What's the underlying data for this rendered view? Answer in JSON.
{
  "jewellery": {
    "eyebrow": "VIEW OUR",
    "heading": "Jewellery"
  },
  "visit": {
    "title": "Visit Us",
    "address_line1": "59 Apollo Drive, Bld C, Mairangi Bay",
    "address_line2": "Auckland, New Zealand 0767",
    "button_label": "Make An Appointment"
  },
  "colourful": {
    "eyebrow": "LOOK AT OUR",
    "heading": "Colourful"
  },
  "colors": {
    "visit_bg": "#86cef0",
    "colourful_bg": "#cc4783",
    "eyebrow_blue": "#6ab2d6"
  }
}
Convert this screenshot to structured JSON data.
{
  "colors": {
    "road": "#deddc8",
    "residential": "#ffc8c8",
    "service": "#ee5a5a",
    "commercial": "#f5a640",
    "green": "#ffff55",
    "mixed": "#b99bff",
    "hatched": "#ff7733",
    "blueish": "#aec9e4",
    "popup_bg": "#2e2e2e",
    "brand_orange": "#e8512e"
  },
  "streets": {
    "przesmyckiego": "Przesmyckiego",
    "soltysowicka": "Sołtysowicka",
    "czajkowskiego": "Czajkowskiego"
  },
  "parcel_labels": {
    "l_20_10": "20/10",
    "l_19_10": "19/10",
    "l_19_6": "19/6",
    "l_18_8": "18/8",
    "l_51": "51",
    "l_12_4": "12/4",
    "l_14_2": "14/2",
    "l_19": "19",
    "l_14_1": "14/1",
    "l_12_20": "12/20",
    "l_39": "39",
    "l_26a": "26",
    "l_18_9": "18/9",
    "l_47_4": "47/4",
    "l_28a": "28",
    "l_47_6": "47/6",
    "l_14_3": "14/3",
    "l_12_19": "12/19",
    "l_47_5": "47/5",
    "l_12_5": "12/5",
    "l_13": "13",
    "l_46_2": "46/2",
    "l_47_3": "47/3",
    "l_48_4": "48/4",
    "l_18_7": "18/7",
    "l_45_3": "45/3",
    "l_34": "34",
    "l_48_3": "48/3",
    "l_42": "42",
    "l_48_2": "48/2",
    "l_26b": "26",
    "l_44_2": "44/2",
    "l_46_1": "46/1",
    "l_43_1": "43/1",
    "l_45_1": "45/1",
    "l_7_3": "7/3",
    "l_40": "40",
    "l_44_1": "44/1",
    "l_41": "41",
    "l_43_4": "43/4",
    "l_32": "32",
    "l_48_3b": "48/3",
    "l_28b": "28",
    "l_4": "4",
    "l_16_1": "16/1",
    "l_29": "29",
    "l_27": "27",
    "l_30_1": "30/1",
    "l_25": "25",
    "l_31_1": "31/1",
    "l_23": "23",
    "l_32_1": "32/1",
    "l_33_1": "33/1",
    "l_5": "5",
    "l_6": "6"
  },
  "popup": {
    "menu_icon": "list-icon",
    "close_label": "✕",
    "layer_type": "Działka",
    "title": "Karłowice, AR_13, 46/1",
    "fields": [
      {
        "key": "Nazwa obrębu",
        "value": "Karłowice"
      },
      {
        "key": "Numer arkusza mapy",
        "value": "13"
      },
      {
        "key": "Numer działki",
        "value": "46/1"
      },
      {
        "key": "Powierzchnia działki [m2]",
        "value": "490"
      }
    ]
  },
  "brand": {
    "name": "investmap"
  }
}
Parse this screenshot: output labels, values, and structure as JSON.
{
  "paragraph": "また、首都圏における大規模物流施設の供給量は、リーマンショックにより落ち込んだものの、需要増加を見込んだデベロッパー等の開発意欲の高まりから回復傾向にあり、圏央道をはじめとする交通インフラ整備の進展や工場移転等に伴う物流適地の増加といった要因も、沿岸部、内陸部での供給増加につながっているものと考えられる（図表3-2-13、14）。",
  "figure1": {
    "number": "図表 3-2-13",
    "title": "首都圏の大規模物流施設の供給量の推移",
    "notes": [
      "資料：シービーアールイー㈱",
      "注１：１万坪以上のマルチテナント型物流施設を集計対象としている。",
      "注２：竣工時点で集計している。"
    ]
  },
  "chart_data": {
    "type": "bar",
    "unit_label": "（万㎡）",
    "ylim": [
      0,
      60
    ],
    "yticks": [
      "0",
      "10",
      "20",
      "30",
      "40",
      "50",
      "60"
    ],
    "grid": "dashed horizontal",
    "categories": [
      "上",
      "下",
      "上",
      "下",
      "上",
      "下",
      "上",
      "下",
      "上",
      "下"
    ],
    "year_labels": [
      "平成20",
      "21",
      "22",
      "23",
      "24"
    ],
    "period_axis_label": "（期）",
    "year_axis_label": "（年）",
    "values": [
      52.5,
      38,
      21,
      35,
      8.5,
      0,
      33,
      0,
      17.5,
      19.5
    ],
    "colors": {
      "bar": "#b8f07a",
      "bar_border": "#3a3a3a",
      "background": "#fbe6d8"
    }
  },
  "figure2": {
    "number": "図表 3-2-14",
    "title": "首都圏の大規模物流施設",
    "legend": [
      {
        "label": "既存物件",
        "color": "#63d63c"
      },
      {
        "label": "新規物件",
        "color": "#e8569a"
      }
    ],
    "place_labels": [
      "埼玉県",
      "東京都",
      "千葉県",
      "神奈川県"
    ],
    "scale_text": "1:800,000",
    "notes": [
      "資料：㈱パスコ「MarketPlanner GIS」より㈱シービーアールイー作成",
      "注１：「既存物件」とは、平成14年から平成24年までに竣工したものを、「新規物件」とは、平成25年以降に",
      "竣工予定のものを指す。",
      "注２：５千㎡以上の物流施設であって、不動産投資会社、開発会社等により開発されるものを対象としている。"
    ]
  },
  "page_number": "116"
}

(Your objective):
Which lines contain "this"? Copy each of them out.

(Complete output):
What's the underlying data for this rendered view? Answer in JSON.
Convert this screenshot to structured JSON data.
Parse this screenshot: output labels, values, and structure as JSON.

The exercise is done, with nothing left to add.